┌─ Records to use

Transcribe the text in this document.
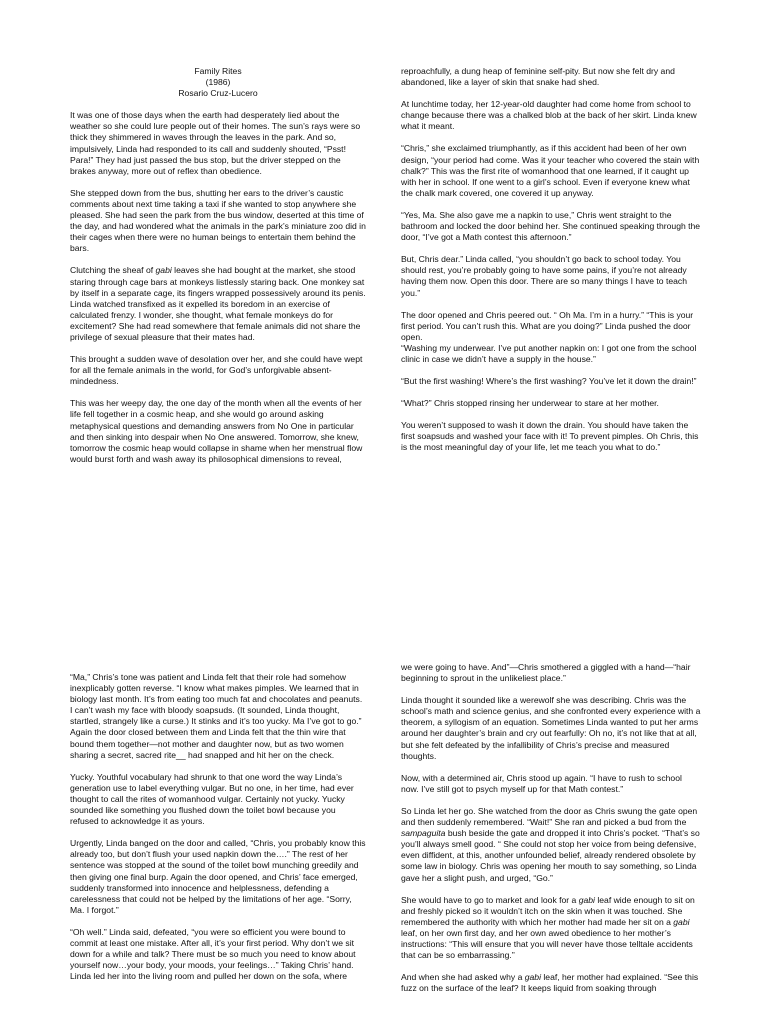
Family Rites
(1986)
Rosario Cruz-Lucero

It was one of those days when the earth had desperately lied about the weather so she could lure people out of their homes. The sun’s rays were so thick they shimmered in waves through the leaves in the park. And so, impulsively, Linda had responded to its call and suddenly shouted, “Psst! Para!” They had just passed the bus stop, but the driver stepped on the brakes anyway, more out of reflex than obedience.

She stepped down from the bus, shutting her ears to the driver’s caustic comments about next time taking a taxi if she wanted to stop anywhere she pleased. She had seen the park from the bus window, deserted at this time of the day, and had wondered what the animals in the park’s miniature zoo did in their cages when there were no human beings to entertain them behind the bars.

Clutching the sheaf of gabi leaves she had bought at the market, she stood staring through cage bars at monkeys listlessly staring back. One monkey sat by itself in a separate cage, its fingers wrapped possessively around its penis. Linda watched transfixed as it expelled its boredom in an exercise of calculated frenzy. I wonder, she thought, what female monkeys do for excitement? She had read somewhere that female animals did not share the privilege of sexual pleasure that their mates had.

This brought a sudden wave of desolation over her, and she could have wept for all the female animals in the world, for God’s unforgivable absent-mindedness.

This was her weepy day, the one day of the month when all the events of her life fell together in a cosmic heap, and she would go around asking metaphysical questions and demanding answers from No One in particular and then sinking into despair when No One answered. Tomorrow, she knew, tomorrow the cosmic heap would collapse in shame when her menstrual flow would burst forth and wash away its philosophical dimensions to reveal,

reproachfully, a dung heap of feminine self-pity. But now she felt dry and abandoned, like a layer of skin that snake had shed.

At lunchtime today, her 12-year-old daughter had come home from school to change because there was a chalked blob at the back of her skirt. Linda knew what it meant.

“Chris,” she exclaimed triumphantly, as if this accident had been of her own design, “your period had come. Was it your teacher who covered the stain with chalk?” This was the first rite of womanhood that one learned, if it caught up with her in school. If one went to a girl’s school. Even if everyone knew what the chalk mark covered, one covered it up anyway.

“Yes, Ma. She also gave me a napkin to use,” Chris went straight to the bathroom and locked the door behind her. She continued speaking through the door, “I’ve got a Math contest this afternoon.”

But, Chris dear.” Linda called, “you shouldn’t go back to school today. You should rest, you’re probably going to have some pains, if you’re not already having them now. Open this door. There are so many things I have to teach you.”

The door opened and Chris peered out. “ Oh Ma. I’m in a hurry.” “This is your first period. You can’t rush this. What are you doing?” Linda pushed the door open.

“Washing my underwear. I’ve put another napkin on: I got one from the school clinic in case we didn’t have a supply in the house.”

“But the first washing! Where’s the first washing? You’ve let it down the drain!”

“What?” Chris stopped rinsing her underwear to stare at her mother.

You weren’t supposed to wash it down the drain. You should have taken the first soapsuds and washed your face with it! To prevent pimples. Oh Chris, this is the most meaningful day of your life, let me teach you what to do.”

“Ma,” Chris’s tone was patient and Linda felt that their role had somehow inexplicably gotten reverse. “I know what makes pimples. We learned that in biology last month. It’s from eating too much fat and chocolates and peanuts. I can’t wash my face with bloody soapsuds. (It sounded, Linda thought, startled, strangely like a curse.) It stinks and it’s too yucky. Ma I’ve got to go.” Again the door closed between them and Linda felt that the thin wire that bound them together—not mother and daughter now, but as two women sharing a secret, sacred rite__ had snapped and hit her on the check.

Yucky. Youthful vocabulary had shrunk to that one word the way Linda’s generation use to label everything vulgar. But no one, in her time, had ever thought to call the rites of womanhood vulgar. Certainly not yucky. Yucky sounded like something you flushed down the toilet bowl because you refused to acknowledge it as yours.

Urgently, Linda banged on the door and called, “Chris, you probably know this already too, but don’t flush your used napkin down the….” The rest of her sentence was stopped at the sound of the toilet bowl munching greedily and then giving one final burp. Again the door opened, and Chris’ face emerged, suddenly transformed into innocence and helplessness, defending a carelessness that could not be helped by the limitations of her age. “Sorry, Ma. I forgot.”

“Oh well.” Linda said, defeated, “you were so efficient you were bound to commit at least one mistake. After all, it’s your first period. Why don’t we sit down for a while and talk? There must be so much you need to know about yourself now…your body, your moods, your feelings…” Taking Chris’ hand. Linda led her into the living room and pulled her down on the sofa, where

we were going to have. And”—Chris smothered a giggled with a hand—“hair beginning to sprout in the unlikeliest place.”

Linda thought it sounded like a werewolf she was describing. Chris was the school’s math and science genius, and she confronted every experience with a theorem, a syllogism of an equation. Sometimes Linda wanted to put her arms around her daughter’s brain and cry out fearfully: Oh no, it’s not like that at all, but she felt defeated by the infallibility of Chris’s precise and measured thoughts.

Now, with a determined air, Chris stood up again. “I have to rush to school now. I’ve still got to psych myself up for that Math contest.”

So Linda let her go. She watched from the door as Chris swung the gate open and then suddenly remembered. “Wait!” She ran and picked a bud from the sampaguita bush beside the gate and dropped it into Chris’s pocket. “That’s so you’ll always smell good. “ She could not stop her voice from being defensive, even diffident, at this, another unfounded belief, already rendered obsolete by some law in biology. Chris was opening her mouth to say something, so Linda gave her a slight push, and urged, “Go.”

She would have to go to market and look for a gabi leaf wide enough to sit on and freshly picked so it wouldn’t itch on the skin when it was touched. She remembered the authority with which her mother had made her sit on a gabi leaf, on her own first day, and her own awed obedience to her mother’s instructions: “This will ensure that you will never have those telltale accidents that can be so embarrassing.”

And when she had asked why a gabi leaf, her mother had explained. “See this fuzz on the surface of the leaf? It keeps liquid from soaking through
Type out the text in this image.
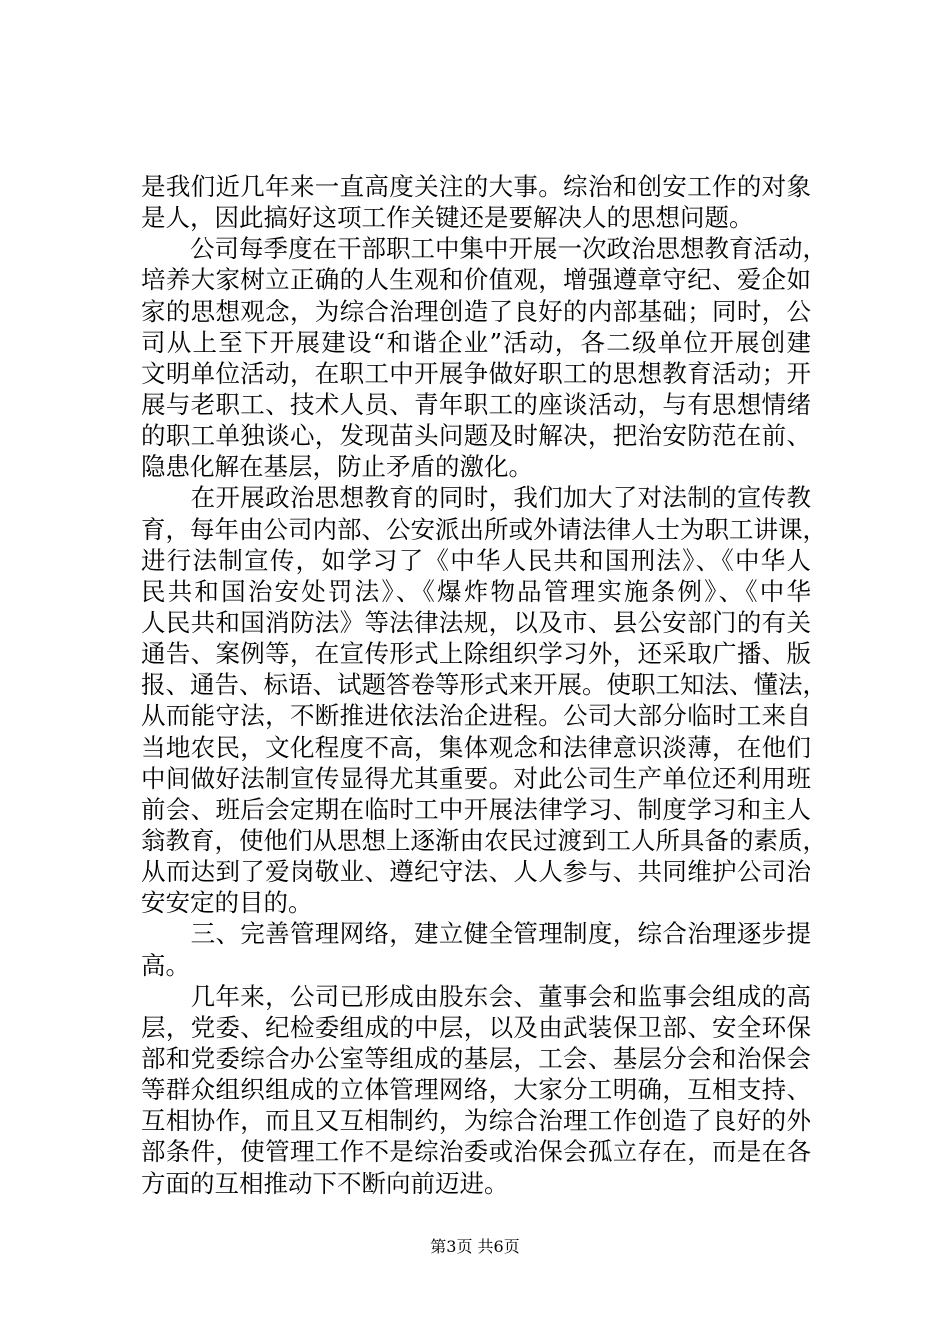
是我们近几年来一直高度关注的大事。综治和创安工作的对象
是人，因此搞好这项工作关键还是要解决人的思想问题。
　　公司每季度在干部职工中集中开展一次政治思想教育活动，
培养大家树立正确的人生观和价值观，增强遵章守纪、爱企如
家的思想观念，为综合治理创造了良好的内部基础；同时，公
司从上至下开展建设“和谐企业”活动，各二级单位开展创建
文明单位活动，在职工中开展争做好职工的思想教育活动；开
展与老职工、技术人员、青年职工的座谈活动，与有思想情绪
的职工单独谈心，发现苗头问题及时解决，把治安防范在前、
隐患化解在基层，防止矛盾的激化。
　　在开展政治思想教育的同时，我们加大了对法制的宣传教
育，每年由公司内部、公安派出所或外请法律人士为职工讲课，
进行法制宣传，如学习了《中华人民共和国刑法》、《中华人
民共和国治安处罚法》、《爆炸物品管理实施条例》、《中华
人民共和国消防法》等法律法规，以及市、县公安部门的有关
通告、案例等，在宣传形式上除组织学习外，还采取广播、版
报、通告、标语、试题答卷等形式来开展。使职工知法、懂法，
从而能守法，不断推进依法治企进程。公司大部分临时工来自
当地农民，文化程度不高，集体观念和法律意识淡薄，在他们
中间做好法制宣传显得尤其重要。对此公司生产单位还利用班
前会、班后会定期在临时工中开展法律学习、制度学习和主人
翁教育，使他们从思想上逐渐由农民过渡到工人所具备的素质，
从而达到了爱岗敬业、遵纪守法、人人参与、共同维护公司治
安安定的目的。
　　三、完善管理网络，建立健全管理制度，综合治理逐步提
高。
　　几年来，公司已形成由股东会、董事会和监事会组成的高
层，党委、纪检委组成的中层，以及由武装保卫部、安全环保
部和党委综合办公室等组成的基层，工会、基层分会和治保会
等群众组织组成的立体管理网络，大家分工明确，互相支持、
互相协作，而且又互相制约，为综合治理工作创造了良好的外
部条件，使管理工作不是综治委或治保会孤立存在，而是在各
方面的互相推动下不断向前迈进。
第3页 共6页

└─

§ Objective: The required output is the lines from the one containing "Type out the text in this image." through the end of the records above, reproduced exactly, with no pictures.

§ Complete output:
Type out the text in this image.
是我们近几年来一直高度关注的大事。综治和创安工作的对象
是人，因此搞好这项工作关键还是要解决人的思想问题。
　　公司每季度在干部职工中集中开展一次政治思想教育活动，
培养大家树立正确的人生观和价值观，增强遵章守纪、爱企如
家的思想观念，为综合治理创造了良好的内部基础；同时，公
司从上至下开展建设“和谐企业”活动，各二级单位开展创建
文明单位活动，在职工中开展争做好职工的思想教育活动；开
展与老职工、技术人员、青年职工的座谈活动，与有思想情绪
的职工单独谈心，发现苗头问题及时解决，把治安防范在前、
隐患化解在基层，防止矛盾的激化。
　　在开展政治思想教育的同时，我们加大了对法制的宣传教
育，每年由公司内部、公安派出所或外请法律人士为职工讲课，
进行法制宣传，如学习了《中华人民共和国刑法》、《中华人
民共和国治安处罚法》、《爆炸物品管理实施条例》、《中华
人民共和国消防法》等法律法规，以及市、县公安部门的有关
通告、案例等，在宣传形式上除组织学习外，还采取广播、版
报、通告、标语、试题答卷等形式来开展。使职工知法、懂法，
从而能守法，不断推进依法治企进程。公司大部分临时工来自
当地农民，文化程度不高，集体观念和法律意识淡薄，在他们
中间做好法制宣传显得尤其重要。对此公司生产单位还利用班
前会、班后会定期在临时工中开展法律学习、制度学习和主人
翁教育，使他们从思想上逐渐由农民过渡到工人所具备的素质，
从而达到了爱岗敬业、遵纪守法、人人参与、共同维护公司治
安安定的目的。
　　三、完善管理网络，建立健全管理制度，综合治理逐步提
高。
　　几年来，公司已形成由股东会、董事会和监事会组成的高
层，党委、纪检委组成的中层，以及由武装保卫部、安全环保
部和党委综合办公室等组成的基层，工会、基层分会和治保会
等群众组织组成的立体管理网络，大家分工明确，互相支持、
互相协作，而且又互相制约，为综合治理工作创造了良好的外
部条件，使管理工作不是综治委或治保会孤立存在，而是在各
方面的互相推动下不断向前迈进。
第3页 共6页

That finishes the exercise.